Eventually building began and during the course of it, James MacTaggart, son of the redoubtable schoolmaster, who later became a well-known entertainer, was blinded in one eye by a chip of stone that flew from the mason's hammer. This was considered an ill omen at the time, but all went well, and the church, which had a rather fine window, was consecrated in 1907.
Dugald MacEachern, who remained its Minister for a further eleven years, had a reputation as a local bard and, wrote his younger brother Victor, "The manse of Coll which looked out on the wild Atlantic in all its moods... the music of its waves breaking upon the yellow sands of Clabbach inspired some of his sweetest lyrics... It was there that he composed his poem, 'The Harp of the Gael' which won for him the Bardship of the National Mod, that year." Another of Dugald's poems, entitled 'New Year in the Hebrides' probably dates from the same period; here is part of it:-
The Hebrides snow-white lie
Like swans on the breast of the ocean,
The wind of the frozen North
On Coll of the waves is blowing.
High on the castled crag
The wintry seas are breaking -
Beloved, a Good New Year.
Do you remember our youth
And the Hogmanay in the shieling?
The old year dying, the sun
Filling with gold the ocean.
The maidens of Arinagour
And the laughter, the feast and the music -
Beloved, a Good New Year.
Homeward we went, you remember,
At midnight by hill paths frozen,
With Margaret the golden haired
And lily-limbed, sweet-throated Morag.
The Old Year dead and each youth
Kissing his maiden and saying -
Beloved, a Good New Year.....
Victor MacEachern, who lived at Clabbach with his elder brother's family for several years, also fancied himself as a writer and, while there, he produced singlehandedly what was probably the island's very first magazine. It was called 'The Coll Warbler', and in his memoirs Victor writes, "There was a round mahogany table on which I did my printing. I used a cyclostyle, which was a complete success. On the first occasion, however, as I was not acquainted with the instrument, the pages become hopelessly mixed up. The result was embarrassing; for when the issue appeared, the article on one page didn't coincide with what had gone before. For instance, after reading about the good qualities of Mrs So-and-So's baby, the next page says that '..it should be wrapped in a floured cloth and boiled for two hours and a quarter,
when it is ready for the table'. It is some seconds before you perceive that you are at the cookery notes..! (Ed. Note: We haven't equalled that yet, but there's time..)
* * * *
*Exercises:*
1. Answer from the passage on the Coll church and the MacEachern brothers:
(a) In what year was the church consecrated?
(b) Which poem won Dugald MacEachern the Bardship of the National Mod?
(c) What did Victor MacEachern use to print his magazine?
2. List every title of a poem or magazine named in the passage on the Coll church and the MacEachern brothers.
The material below is not needed here.

*Source material:*
* * * *
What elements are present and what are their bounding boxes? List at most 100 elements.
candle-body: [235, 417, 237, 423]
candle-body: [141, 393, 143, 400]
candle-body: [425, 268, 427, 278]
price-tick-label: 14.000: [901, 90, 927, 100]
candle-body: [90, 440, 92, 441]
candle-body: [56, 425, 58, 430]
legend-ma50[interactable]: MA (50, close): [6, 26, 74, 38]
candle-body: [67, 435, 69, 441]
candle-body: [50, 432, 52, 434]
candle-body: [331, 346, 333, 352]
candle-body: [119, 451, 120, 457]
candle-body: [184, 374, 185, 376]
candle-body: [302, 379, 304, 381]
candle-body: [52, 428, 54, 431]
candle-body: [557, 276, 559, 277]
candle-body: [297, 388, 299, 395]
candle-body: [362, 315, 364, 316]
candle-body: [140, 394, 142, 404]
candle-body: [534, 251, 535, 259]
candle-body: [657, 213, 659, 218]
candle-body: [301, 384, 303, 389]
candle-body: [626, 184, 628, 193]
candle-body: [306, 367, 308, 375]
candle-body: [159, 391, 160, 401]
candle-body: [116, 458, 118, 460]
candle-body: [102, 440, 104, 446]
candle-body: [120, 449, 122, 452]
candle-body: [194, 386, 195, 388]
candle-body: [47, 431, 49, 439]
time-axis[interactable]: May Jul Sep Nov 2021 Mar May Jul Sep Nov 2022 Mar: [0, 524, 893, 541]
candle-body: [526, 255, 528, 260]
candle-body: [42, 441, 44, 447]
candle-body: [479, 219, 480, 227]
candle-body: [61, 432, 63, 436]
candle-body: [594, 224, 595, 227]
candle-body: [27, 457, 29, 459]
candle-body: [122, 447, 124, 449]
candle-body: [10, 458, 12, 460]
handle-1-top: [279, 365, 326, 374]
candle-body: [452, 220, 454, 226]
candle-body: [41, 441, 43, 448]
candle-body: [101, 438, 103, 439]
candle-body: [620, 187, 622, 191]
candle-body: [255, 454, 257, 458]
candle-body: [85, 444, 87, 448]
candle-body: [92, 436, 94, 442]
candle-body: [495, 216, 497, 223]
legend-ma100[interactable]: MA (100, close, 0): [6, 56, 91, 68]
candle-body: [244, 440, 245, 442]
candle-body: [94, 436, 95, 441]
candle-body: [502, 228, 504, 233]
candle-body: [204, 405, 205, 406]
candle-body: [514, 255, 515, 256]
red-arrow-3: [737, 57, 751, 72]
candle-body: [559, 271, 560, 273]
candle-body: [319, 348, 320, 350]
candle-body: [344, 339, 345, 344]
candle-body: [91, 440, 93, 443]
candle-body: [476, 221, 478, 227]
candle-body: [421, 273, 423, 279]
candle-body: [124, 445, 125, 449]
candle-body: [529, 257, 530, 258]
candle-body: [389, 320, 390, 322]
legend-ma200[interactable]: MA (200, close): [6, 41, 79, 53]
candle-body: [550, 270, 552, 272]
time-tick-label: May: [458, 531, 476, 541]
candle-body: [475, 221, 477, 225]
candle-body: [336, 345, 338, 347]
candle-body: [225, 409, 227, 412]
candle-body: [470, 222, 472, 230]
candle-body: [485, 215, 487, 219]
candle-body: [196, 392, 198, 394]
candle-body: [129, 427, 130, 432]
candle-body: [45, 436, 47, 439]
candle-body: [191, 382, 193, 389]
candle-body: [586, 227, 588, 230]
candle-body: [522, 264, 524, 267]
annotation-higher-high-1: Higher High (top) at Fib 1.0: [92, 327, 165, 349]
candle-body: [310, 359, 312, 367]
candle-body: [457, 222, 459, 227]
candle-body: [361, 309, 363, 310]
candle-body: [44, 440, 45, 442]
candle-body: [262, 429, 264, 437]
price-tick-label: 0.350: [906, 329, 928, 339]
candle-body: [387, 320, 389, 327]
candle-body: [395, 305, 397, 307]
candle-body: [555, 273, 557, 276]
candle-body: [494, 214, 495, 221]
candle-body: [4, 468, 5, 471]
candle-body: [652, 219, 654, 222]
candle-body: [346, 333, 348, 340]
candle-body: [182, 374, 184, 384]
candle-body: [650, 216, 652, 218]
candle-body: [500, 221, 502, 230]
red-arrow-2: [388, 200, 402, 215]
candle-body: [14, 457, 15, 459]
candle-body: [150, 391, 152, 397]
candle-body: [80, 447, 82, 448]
* * * *
*Answer set:*
1.
(a) 1907
(b) 'The Harp of the Gael'
(c) A cyclostyle

2.
'The Harp of the Gael'
'New Year in the Hebrides'
'The Coll Warbler'